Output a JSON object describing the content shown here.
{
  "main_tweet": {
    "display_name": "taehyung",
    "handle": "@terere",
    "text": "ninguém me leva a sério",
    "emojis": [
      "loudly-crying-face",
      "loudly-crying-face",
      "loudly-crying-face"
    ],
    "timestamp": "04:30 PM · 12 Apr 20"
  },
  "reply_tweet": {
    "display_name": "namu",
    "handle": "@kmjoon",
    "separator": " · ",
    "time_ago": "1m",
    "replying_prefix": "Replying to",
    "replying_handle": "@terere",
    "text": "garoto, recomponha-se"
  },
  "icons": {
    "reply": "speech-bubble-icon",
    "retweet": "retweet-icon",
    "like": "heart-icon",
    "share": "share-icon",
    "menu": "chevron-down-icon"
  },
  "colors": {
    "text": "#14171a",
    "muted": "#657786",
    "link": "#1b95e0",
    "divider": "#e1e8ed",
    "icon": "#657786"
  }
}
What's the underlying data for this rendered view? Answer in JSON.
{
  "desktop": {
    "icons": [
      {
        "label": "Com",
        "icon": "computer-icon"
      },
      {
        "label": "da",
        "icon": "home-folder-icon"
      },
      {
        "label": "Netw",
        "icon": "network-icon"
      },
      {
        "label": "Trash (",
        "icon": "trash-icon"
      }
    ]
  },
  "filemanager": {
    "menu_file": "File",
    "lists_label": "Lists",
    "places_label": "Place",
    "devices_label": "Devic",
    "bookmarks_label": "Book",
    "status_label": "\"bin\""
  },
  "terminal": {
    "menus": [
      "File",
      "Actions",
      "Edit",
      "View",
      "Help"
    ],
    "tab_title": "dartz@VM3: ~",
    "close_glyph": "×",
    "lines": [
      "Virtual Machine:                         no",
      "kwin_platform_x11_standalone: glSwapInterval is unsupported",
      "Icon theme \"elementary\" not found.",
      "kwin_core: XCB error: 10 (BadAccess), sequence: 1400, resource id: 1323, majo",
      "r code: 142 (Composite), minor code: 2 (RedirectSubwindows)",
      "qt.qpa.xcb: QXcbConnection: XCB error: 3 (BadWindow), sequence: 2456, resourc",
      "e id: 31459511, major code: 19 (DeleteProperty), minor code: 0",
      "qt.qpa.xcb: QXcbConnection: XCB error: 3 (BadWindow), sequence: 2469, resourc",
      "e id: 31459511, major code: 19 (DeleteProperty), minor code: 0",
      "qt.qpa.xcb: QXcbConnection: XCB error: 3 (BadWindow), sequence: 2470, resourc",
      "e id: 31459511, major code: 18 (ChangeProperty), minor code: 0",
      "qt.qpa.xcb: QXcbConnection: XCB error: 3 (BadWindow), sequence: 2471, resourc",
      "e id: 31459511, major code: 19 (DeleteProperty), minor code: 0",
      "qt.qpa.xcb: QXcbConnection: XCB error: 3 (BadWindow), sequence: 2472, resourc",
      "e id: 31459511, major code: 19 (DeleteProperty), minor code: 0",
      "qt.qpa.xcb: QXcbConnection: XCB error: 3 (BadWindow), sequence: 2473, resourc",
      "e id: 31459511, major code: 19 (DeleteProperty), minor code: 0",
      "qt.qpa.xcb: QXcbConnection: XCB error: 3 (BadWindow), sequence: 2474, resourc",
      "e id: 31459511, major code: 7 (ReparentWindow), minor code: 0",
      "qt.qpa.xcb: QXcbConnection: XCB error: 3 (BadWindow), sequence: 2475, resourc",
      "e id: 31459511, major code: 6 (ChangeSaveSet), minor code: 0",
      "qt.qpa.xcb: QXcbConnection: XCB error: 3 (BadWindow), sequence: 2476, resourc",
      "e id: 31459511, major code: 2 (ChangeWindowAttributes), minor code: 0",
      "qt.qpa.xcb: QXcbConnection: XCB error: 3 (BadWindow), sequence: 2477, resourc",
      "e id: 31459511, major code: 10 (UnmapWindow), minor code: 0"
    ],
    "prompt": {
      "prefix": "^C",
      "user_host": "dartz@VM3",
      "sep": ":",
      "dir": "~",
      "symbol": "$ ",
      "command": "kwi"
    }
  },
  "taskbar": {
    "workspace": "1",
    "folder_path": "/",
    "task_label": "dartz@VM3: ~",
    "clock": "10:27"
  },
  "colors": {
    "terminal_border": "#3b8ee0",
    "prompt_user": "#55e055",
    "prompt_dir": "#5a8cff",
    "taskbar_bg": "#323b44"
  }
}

**Objective**
Make an exact copy of the records.

**Written answer**
Output a JSON object describing the content shown here.
{
  "main_tweet": {
    "display_name": "taehyung",
    "handle": "@terere",
    "text": "ninguém me leva a sério",
    "emojis": [
      "loudly-crying-face",
      "loudly-crying-face",
      "loudly-crying-face"
    ],
    "timestamp": "04:30 PM · 12 Apr 20"
  },
  "reply_tweet": {
    "display_name": "namu",
    "handle": "@kmjoon",
    "separator": " · ",
    "time_ago": "1m",
    "replying_prefix": "Replying to",
    "replying_handle": "@terere",
    "text": "garoto, recomponha-se"
  },
  "icons": {
    "reply": "speech-bubble-icon",
    "retweet": "retweet-icon",
    "like": "heart-icon",
    "share": "share-icon",
    "menu": "chevron-down-icon"
  },
  "colors": {
    "text": "#14171a",
    "muted": "#657786",
    "link": "#1b95e0",
    "divider": "#e1e8ed",
    "icon": "#657786"
  }
}
What's the underlying data for this rendered view? Answer in JSON.
{
  "desktop": {
    "icons": [
      {
        "label": "Com",
        "icon": "computer-icon"
      },
      {
        "label": "da",
        "icon": "home-folder-icon"
      },
      {
        "label": "Netw",
        "icon": "network-icon"
      },
      {
        "label": "Trash (",
        "icon": "trash-icon"
      }
    ]
  },
  "filemanager": {
    "menu_file": "File",
    "lists_label": "Lists",
    "places_label": "Place",
    "devices_label": "Devic",
    "bookmarks_label": "Book",
    "status_label": "\"bin\""
  },
  "terminal": {
    "menus": [
      "File",
      "Actions",
      "Edit",
      "View",
      "Help"
    ],
    "tab_title": "dartz@VM3: ~",
    "close_glyph": "×",
    "lines": [
      "Virtual Machine:                         no",
      "kwin_platform_x11_standalone: glSwapInterval is unsupported",
      "Icon theme \"elementary\" not found.",
      "kwin_core: XCB error: 10 (BadAccess), sequence: 1400, resource id: 1323, majo",
      "r code: 142 (Composite), minor code: 2 (RedirectSubwindows)",
      "qt.qpa.xcb: QXcbConnection: XCB error: 3 (BadWindow), sequence: 2456, resourc",
      "e id: 31459511, major code: 19 (DeleteProperty), minor code: 0",
      "qt.qpa.xcb: QXcbConnection: XCB error: 3 (BadWindow), sequence: 2469, resourc",
      "e id: 31459511, major code: 19 (DeleteProperty), minor code: 0",
      "qt.qpa.xcb: QXcbConnection: XCB error: 3 (BadWindow), sequence: 2470, resourc",
      "e id: 31459511, major code: 18 (ChangeProperty), minor code: 0",
      "qt.qpa.xcb: QXcbConnection: XCB error: 3 (BadWindow), sequence: 2471, resourc",
      "e id: 31459511, major code: 19 (DeleteProperty), minor code: 0",
      "qt.qpa.xcb: QXcbConnection: XCB error: 3 (BadWindow), sequence: 2472, resourc",
      "e id: 31459511, major code: 19 (DeleteProperty), minor code: 0",
      "qt.qpa.xcb: QXcbConnection: XCB error: 3 (BadWindow), sequence: 2473, resourc",
      "e id: 31459511, major code: 19 (DeleteProperty), minor code: 0",
      "qt.qpa.xcb: QXcbConnection: XCB error: 3 (BadWindow), sequence: 2474, resourc",
      "e id: 31459511, major code: 7 (ReparentWindow), minor code: 0",
      "qt.qpa.xcb: QXcbConnection: XCB error: 3 (BadWindow), sequence: 2475, resourc",
      "e id: 31459511, major code: 6 (ChangeSaveSet), minor code: 0",
      "qt.qpa.xcb: QXcbConnection: XCB error: 3 (BadWindow), sequence: 2476, resourc",
      "e id: 31459511, major code: 2 (ChangeWindowAttributes), minor code: 0",
      "qt.qpa.xcb: QXcbConnection: XCB error: 3 (BadWindow), sequence: 2477, resourc",
      "e id: 31459511, major code: 10 (UnmapWindow), minor code: 0"
    ],
    "prompt": {
      "prefix": "^C",
      "user_host": "dartz@VM3",
      "sep": ":",
      "dir": "~",
      "symbol": "$ ",
      "command": "kwi"
    }
  },
  "taskbar": {
    "workspace": "1",
    "folder_path": "/",
    "task_label": "dartz@VM3: ~",
    "clock": "10:27"
  },
  "colors": {
    "terminal_border": "#3b8ee0",
    "prompt_user": "#55e055",
    "prompt_dir": "#5a8cff",
    "taskbar_bg": "#323b44"
  }
}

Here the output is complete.